Reproduce all of the data that follows, character for character.

Stored records
=-=-=
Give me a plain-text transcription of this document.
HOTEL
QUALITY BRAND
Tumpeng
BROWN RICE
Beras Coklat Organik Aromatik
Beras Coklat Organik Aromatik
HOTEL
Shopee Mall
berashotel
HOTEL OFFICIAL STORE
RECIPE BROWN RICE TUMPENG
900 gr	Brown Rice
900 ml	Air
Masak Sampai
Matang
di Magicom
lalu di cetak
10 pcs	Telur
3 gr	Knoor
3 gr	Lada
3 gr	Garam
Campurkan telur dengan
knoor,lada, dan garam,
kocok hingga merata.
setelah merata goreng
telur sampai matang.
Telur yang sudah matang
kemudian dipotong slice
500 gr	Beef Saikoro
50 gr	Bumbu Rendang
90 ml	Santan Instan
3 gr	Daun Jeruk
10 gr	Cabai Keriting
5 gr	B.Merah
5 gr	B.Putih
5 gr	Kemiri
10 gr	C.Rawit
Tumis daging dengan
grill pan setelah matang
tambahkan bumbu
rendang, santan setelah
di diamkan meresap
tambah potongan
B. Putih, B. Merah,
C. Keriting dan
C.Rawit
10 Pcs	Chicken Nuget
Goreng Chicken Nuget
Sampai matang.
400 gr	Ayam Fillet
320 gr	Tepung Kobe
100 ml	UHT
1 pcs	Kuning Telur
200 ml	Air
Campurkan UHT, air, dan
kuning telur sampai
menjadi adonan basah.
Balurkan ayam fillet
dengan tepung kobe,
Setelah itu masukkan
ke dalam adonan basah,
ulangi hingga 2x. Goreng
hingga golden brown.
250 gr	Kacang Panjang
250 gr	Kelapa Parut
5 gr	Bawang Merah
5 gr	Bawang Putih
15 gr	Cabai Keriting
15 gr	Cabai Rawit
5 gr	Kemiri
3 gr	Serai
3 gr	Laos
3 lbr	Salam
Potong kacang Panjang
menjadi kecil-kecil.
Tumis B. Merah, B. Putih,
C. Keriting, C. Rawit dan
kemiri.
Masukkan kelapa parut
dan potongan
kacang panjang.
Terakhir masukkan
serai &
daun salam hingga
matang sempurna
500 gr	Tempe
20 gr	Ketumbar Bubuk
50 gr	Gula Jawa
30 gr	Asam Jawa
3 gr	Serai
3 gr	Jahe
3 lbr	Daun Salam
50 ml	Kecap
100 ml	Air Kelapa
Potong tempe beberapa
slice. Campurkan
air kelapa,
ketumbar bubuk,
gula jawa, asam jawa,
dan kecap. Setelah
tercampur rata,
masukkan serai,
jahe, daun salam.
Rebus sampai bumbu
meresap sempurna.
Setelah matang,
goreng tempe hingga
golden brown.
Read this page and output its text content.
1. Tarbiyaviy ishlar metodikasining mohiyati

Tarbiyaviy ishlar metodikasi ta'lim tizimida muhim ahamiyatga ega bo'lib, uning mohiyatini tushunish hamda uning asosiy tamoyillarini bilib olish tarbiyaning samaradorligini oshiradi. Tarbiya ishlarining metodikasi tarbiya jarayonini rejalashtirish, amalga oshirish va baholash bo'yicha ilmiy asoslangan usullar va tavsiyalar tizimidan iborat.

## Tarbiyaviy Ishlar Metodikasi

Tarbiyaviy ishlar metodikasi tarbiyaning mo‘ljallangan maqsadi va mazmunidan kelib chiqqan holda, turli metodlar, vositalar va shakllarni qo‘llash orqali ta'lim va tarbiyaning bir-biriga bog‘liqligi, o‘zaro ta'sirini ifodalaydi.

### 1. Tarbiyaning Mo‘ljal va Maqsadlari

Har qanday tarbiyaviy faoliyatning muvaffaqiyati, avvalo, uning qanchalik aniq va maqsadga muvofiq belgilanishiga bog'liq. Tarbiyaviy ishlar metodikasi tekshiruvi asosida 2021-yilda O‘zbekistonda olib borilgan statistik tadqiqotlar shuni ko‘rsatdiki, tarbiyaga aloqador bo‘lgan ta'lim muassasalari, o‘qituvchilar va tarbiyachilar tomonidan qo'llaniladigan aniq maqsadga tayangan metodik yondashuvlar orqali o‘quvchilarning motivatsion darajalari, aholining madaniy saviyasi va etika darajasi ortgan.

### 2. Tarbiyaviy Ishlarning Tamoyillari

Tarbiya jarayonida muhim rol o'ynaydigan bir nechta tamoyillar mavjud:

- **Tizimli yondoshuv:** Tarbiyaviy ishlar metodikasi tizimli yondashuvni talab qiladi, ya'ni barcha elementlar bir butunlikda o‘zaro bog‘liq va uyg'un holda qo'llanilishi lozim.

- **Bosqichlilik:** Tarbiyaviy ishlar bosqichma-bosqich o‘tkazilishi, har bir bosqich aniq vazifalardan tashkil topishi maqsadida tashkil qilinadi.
=-=-=
**Expected output**.
Give me a plain-text transcription of this document.
HOTEL
QUALITY BRAND
Tumpeng
BROWN RICE
Beras Coklat Organik Aromatik
Beras Coklat Organik Aromatik
HOTEL
Shopee Mall
berashotel
HOTEL OFFICIAL STORE
RECIPE BROWN RICE TUMPENG
900 gr	Brown Rice
900 ml	Air
Masak Sampai
Matang
di Magicom
lalu di cetak
10 pcs	Telur
3 gr	Knoor
3 gr	Lada
3 gr	Garam
Campurkan telur dengan
knoor,lada, dan garam,
kocok hingga merata.
setelah merata goreng
telur sampai matang.
Telur yang sudah matang
kemudian dipotong slice
500 gr	Beef Saikoro
50 gr	Bumbu Rendang
90 ml	Santan Instan
3 gr	Daun Jeruk
10 gr	Cabai Keriting
5 gr	B.Merah
5 gr	B.Putih
5 gr	Kemiri
10 gr	C.Rawit
Tumis daging dengan
grill pan setelah matang
tambahkan bumbu
rendang, santan setelah
di diamkan meresap
tambah potongan
B. Putih, B. Merah,
C. Keriting dan
C.Rawit
10 Pcs	Chicken Nuget
Goreng Chicken Nuget
Sampai matang.
400 gr	Ayam Fillet
320 gr	Tepung Kobe
100 ml	UHT
1 pcs	Kuning Telur
200 ml	Air
Campurkan UHT, air, dan
kuning telur sampai
menjadi adonan basah.
Balurkan ayam fillet
dengan tepung kobe,
Setelah itu masukkan
ke dalam adonan basah,
ulangi hingga 2x. Goreng
hingga golden brown.
250 gr	Kacang Panjang
250 gr	Kelapa Parut
5 gr	Bawang Merah
5 gr	Bawang Putih
15 gr	Cabai Keriting
15 gr	Cabai Rawit
5 gr	Kemiri
3 gr	Serai
3 gr	Laos
3 lbr	Salam
Potong kacang Panjang
menjadi kecil-kecil.
Tumis B. Merah, B. Putih,
C. Keriting, C. Rawit dan
kemiri.
Masukkan kelapa parut
dan potongan
kacang panjang.
Terakhir masukkan
serai &
daun salam hingga
matang sempurna
500 gr	Tempe
20 gr	Ketumbar Bubuk
50 gr	Gula Jawa
30 gr	Asam Jawa
3 gr	Serai
3 gr	Jahe
3 lbr	Daun Salam
50 ml	Kecap
100 ml	Air Kelapa
Potong tempe beberapa
slice. Campurkan
air kelapa,
ketumbar bubuk,
gula jawa, asam jawa,
dan kecap. Setelah
tercampur rata,
masukkan serai,
jahe, daun salam.
Rebus sampai bumbu
meresap sempurna.
Setelah matang,
goreng tempe hingga
golden brown.
Read this page and output its text content.
1. Tarbiyaviy ishlar metodikasining mohiyati

Tarbiyaviy ishlar metodikasi ta'lim tizimida muhim ahamiyatga ega bo'lib, uning mohiyatini tushunish hamda uning asosiy tamoyillarini bilib olish tarbiyaning samaradorligini oshiradi. Tarbiya ishlarining metodikasi tarbiya jarayonini rejalashtirish, amalga oshirish va baholash bo'yicha ilmiy asoslangan usullar va tavsiyalar tizimidan iborat.

## Tarbiyaviy Ishlar Metodikasi

Tarbiyaviy ishlar metodikasi tarbiyaning mo‘ljallangan maqsadi va mazmunidan kelib chiqqan holda, turli metodlar, vositalar va shakllarni qo‘llash orqali ta'lim va tarbiyaning bir-biriga bog‘liqligi, o‘zaro ta'sirini ifodalaydi.

### 1. Tarbiyaning Mo‘ljal va Maqsadlari

Har qanday tarbiyaviy faoliyatning muvaffaqiyati, avvalo, uning qanchalik aniq va maqsadga muvofiq belgilanishiga bog'liq. Tarbiyaviy ishlar metodikasi tekshiruvi asosida 2021-yilda O‘zbekistonda olib borilgan statistik tadqiqotlar shuni ko‘rsatdiki, tarbiyaga aloqador bo‘lgan ta'lim muassasalari, o‘qituvchilar va tarbiyachilar tomonidan qo'llaniladigan aniq maqsadga tayangan metodik yondashuvlar orqali o‘quvchilarning motivatsion darajalari, aholining madaniy saviyasi va etika darajasi ortgan.

### 2. Tarbiyaviy Ishlarning Tamoyillari

Tarbiya jarayonida muhim rol o'ynaydigan bir nechta tamoyillar mavjud:

- **Tizimli yondoshuv:** Tarbiyaviy ishlar metodikasi tizimli yondashuvni talab qiladi, ya'ni barcha elementlar bir butunlikda o‘zaro bog‘liq va uyg'un holda qo'llanilishi lozim.

- **Bosqichlilik:** Tarbiyaviy ishlar bosqichma-bosqich o‘tkazilishi, har bir bosqich aniq vazifalardan tashkil topishi maqsadida tashkil qilinadi.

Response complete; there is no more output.